[Saved entries]
........
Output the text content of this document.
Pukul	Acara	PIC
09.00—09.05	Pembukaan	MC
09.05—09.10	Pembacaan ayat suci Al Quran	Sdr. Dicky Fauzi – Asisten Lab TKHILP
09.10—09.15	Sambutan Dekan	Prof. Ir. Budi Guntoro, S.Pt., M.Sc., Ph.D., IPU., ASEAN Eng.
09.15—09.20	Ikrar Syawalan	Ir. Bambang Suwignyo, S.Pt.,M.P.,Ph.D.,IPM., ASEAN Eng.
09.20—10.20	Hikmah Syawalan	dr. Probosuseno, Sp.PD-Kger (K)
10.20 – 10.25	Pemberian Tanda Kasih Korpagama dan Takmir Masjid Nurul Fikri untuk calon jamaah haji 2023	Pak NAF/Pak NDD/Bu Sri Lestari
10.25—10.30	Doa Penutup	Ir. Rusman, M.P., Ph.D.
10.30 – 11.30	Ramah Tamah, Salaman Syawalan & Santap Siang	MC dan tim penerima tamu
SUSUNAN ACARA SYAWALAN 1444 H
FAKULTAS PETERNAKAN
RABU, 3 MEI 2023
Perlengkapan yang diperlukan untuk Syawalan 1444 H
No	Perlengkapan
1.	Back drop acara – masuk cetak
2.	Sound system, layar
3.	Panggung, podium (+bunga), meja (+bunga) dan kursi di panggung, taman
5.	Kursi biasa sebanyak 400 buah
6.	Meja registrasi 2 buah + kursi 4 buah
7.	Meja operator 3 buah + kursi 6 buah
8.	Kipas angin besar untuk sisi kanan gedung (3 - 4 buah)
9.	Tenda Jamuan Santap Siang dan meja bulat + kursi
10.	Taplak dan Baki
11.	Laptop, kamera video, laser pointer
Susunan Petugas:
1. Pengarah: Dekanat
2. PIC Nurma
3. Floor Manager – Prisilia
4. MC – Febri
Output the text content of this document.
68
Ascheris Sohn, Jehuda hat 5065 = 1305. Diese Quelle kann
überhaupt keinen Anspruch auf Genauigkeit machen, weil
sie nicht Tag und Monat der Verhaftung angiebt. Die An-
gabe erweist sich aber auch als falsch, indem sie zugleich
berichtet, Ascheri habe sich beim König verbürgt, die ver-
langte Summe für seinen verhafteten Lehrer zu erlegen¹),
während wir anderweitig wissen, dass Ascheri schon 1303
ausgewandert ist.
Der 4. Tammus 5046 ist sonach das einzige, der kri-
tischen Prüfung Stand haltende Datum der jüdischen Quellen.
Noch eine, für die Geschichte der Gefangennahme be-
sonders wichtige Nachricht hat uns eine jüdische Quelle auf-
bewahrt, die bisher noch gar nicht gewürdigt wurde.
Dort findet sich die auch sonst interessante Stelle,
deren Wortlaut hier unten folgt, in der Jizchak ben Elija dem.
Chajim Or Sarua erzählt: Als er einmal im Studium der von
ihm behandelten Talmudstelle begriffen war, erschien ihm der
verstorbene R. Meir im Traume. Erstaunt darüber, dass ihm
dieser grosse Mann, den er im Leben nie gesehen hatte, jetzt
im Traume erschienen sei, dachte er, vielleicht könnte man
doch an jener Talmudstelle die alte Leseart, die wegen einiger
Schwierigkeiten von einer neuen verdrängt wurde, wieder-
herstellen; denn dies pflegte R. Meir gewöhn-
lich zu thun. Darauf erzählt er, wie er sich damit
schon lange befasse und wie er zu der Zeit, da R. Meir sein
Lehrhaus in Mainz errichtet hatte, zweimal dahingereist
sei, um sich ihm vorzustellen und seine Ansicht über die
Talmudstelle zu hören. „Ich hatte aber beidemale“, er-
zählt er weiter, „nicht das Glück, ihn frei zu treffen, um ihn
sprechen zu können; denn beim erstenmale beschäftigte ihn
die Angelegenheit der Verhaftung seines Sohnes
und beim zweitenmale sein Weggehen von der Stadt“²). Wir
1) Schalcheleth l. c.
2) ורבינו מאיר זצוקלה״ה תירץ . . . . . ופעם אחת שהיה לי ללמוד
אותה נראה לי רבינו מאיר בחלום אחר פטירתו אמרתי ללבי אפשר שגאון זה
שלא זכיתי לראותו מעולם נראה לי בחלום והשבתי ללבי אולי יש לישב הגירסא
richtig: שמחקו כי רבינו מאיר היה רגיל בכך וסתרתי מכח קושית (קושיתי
........
**Aim of the exercise**
Gather every line from the entries above where the word "Santap" appears, and copy them.

**Reply**
10.30 – 11.30	Ramah Tamah, Salaman Syawalan & Santap Siang	MC dan tim penerima tamu
9.	Tenda Jamuan Santap Siang dan meja bulat + kursi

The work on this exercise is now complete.